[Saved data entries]
###
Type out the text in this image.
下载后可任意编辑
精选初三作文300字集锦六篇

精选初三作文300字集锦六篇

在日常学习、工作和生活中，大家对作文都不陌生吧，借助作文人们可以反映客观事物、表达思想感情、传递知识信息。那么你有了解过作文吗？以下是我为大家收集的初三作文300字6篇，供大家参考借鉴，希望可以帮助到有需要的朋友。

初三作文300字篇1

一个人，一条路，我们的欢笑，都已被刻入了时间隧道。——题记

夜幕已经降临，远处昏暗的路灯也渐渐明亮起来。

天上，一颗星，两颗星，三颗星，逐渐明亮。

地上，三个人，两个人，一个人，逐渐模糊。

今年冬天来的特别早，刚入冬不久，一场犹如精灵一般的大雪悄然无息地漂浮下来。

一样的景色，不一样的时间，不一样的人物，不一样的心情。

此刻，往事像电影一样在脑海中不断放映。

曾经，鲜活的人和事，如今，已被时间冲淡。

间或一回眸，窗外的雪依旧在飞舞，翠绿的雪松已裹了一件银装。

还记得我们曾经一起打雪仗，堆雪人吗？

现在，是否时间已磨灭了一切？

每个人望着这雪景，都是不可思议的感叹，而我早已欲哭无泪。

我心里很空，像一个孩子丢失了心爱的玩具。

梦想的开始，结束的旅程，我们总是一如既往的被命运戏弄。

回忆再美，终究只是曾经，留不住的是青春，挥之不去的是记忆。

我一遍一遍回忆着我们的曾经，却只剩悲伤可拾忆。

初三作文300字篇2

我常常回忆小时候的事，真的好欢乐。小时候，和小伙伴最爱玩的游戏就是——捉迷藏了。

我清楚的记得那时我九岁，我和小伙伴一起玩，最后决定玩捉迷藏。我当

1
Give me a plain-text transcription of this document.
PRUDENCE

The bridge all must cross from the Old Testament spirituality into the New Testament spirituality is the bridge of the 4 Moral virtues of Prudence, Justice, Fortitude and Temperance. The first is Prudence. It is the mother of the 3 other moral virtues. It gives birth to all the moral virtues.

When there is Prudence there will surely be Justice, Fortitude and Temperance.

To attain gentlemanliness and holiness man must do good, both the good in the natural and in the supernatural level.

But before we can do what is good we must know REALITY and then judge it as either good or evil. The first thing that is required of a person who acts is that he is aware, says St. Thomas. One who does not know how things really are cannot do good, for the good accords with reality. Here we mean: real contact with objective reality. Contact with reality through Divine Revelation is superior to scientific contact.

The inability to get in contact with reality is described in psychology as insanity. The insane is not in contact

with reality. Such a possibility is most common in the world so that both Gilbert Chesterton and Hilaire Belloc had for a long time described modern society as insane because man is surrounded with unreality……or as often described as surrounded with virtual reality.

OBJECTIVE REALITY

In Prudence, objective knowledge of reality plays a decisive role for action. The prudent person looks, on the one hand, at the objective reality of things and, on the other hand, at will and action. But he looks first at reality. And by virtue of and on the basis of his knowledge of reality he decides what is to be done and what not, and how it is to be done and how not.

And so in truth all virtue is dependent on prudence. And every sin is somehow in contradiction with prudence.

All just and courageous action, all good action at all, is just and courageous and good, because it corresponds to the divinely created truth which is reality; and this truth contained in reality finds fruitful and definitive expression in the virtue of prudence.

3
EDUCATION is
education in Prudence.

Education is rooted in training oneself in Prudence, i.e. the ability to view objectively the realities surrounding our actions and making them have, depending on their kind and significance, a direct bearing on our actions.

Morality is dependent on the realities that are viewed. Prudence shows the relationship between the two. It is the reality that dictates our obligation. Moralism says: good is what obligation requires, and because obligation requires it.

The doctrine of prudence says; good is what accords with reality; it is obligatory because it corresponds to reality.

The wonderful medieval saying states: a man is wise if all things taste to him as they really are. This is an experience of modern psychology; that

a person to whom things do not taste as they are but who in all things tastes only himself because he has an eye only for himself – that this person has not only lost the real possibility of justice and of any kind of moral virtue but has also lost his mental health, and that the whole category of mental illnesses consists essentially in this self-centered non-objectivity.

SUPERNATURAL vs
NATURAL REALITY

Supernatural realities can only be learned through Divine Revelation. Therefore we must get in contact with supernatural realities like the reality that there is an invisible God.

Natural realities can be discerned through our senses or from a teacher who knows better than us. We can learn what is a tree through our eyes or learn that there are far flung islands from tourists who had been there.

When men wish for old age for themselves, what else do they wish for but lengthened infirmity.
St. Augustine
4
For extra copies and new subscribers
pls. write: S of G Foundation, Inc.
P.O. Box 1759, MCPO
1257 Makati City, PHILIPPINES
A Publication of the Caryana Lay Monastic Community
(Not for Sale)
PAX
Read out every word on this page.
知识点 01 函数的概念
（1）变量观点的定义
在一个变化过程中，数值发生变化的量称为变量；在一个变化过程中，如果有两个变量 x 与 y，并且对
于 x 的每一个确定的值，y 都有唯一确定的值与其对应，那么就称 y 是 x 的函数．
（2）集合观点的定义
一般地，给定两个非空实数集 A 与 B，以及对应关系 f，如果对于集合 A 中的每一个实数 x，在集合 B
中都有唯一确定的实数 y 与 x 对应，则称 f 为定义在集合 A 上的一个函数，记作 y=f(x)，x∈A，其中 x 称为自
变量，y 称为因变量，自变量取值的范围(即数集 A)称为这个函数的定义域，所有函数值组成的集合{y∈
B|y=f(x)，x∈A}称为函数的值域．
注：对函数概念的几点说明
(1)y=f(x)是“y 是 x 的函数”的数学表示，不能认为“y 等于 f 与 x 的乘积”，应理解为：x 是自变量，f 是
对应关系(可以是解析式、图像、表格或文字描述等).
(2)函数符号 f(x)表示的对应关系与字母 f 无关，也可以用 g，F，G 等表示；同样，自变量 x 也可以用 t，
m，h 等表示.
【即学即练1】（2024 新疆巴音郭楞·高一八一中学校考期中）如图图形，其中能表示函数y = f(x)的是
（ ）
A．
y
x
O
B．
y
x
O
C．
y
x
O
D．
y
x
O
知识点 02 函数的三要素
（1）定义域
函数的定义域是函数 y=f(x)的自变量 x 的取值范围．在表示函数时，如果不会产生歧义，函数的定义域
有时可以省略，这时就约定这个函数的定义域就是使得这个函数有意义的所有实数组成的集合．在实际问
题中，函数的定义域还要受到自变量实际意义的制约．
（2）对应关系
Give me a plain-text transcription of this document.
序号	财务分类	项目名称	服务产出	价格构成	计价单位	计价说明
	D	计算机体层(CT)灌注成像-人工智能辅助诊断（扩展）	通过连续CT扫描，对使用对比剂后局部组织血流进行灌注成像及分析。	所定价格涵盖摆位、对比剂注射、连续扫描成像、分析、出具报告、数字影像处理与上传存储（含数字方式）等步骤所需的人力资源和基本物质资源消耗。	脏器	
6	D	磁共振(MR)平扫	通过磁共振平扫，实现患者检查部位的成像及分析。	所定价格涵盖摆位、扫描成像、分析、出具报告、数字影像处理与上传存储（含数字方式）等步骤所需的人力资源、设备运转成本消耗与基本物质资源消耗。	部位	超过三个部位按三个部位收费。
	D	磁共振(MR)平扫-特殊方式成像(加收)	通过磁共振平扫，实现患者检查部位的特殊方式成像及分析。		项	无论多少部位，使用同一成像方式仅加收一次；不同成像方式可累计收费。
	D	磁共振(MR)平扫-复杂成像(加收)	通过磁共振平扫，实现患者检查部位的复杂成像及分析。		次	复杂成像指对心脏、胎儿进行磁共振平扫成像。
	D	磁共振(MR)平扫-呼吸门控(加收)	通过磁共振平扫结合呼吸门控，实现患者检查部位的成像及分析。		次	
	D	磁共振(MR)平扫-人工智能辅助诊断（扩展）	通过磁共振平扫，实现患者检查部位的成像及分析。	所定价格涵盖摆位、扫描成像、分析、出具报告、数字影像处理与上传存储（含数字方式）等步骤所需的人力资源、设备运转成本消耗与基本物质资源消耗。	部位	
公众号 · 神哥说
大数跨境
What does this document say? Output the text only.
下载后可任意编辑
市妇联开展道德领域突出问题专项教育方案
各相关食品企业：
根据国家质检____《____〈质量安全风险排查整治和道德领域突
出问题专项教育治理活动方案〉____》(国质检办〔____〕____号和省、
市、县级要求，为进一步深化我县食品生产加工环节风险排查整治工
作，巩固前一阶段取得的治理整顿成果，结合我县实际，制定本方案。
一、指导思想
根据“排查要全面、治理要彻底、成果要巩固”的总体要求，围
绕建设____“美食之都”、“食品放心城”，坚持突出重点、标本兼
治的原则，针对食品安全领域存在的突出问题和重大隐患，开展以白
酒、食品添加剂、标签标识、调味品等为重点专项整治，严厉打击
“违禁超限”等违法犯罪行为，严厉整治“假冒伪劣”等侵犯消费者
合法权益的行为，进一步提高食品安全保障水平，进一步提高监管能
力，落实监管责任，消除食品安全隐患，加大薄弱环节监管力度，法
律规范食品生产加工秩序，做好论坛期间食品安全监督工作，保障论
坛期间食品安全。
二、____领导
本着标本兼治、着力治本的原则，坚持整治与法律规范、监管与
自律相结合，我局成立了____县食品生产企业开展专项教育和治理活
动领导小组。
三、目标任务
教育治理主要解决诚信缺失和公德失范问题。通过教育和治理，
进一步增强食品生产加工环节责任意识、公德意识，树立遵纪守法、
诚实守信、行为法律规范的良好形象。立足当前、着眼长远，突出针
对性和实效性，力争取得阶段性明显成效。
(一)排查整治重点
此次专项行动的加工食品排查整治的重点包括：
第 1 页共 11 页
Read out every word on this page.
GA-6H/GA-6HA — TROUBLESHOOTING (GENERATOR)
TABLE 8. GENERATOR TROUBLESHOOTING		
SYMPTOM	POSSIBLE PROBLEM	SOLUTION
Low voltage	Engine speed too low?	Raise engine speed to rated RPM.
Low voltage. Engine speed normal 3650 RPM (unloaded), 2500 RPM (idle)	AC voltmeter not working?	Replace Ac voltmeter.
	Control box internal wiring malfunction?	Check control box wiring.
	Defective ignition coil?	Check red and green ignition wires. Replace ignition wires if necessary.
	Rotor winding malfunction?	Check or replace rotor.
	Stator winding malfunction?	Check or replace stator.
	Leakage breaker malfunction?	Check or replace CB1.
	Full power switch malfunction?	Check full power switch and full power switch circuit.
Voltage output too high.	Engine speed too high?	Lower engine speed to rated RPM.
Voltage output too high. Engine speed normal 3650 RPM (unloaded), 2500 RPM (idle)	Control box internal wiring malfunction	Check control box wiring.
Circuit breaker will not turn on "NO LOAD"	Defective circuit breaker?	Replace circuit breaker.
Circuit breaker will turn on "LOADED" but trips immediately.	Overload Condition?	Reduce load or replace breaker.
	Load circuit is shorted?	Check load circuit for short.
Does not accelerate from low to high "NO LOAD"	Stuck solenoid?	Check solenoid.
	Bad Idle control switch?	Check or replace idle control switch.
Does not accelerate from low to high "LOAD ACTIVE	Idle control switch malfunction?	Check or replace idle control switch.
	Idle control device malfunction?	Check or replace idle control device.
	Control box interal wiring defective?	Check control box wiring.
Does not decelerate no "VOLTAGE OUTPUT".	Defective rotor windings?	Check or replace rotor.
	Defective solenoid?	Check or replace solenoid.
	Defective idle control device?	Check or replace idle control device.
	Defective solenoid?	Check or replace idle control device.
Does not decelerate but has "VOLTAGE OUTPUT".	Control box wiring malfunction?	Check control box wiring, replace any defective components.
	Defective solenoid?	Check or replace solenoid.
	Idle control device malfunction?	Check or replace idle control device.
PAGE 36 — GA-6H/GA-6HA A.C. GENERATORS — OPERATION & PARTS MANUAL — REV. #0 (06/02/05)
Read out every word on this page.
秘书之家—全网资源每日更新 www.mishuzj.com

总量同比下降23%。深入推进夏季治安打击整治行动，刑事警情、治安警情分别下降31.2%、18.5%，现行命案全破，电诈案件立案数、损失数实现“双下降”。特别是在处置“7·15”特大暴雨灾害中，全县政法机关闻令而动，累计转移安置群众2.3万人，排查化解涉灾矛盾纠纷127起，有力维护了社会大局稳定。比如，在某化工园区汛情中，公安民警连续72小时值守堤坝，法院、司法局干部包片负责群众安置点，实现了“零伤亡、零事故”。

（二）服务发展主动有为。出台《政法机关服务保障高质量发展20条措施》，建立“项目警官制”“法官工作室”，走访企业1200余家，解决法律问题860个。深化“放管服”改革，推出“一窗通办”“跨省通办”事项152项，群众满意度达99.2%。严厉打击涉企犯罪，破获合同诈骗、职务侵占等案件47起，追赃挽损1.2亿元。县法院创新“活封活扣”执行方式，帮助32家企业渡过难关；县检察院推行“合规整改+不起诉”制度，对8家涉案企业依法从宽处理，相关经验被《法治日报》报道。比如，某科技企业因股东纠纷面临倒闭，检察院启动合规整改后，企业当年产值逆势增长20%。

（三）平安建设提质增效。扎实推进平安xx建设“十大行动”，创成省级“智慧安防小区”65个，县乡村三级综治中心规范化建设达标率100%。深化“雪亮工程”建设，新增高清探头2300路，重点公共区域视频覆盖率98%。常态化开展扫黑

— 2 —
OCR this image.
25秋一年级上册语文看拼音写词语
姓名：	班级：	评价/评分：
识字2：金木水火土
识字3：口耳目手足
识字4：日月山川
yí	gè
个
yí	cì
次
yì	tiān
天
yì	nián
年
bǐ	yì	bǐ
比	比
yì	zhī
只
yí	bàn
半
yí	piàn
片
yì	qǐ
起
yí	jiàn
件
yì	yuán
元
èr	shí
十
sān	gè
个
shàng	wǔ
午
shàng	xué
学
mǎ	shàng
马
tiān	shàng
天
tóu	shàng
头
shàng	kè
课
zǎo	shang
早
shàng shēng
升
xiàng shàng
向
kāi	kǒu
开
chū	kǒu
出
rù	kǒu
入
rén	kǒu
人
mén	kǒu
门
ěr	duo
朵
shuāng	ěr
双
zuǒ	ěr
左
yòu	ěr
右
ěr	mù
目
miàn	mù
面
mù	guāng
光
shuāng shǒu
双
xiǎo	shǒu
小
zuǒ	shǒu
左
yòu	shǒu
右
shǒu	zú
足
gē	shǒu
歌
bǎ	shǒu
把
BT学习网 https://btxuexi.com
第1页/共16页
###
→ **Written problem**
Tally the lines in the entries above that hold the word "数字影像处理与上传存储". Reply with nothing but that count.

→ **The response**
3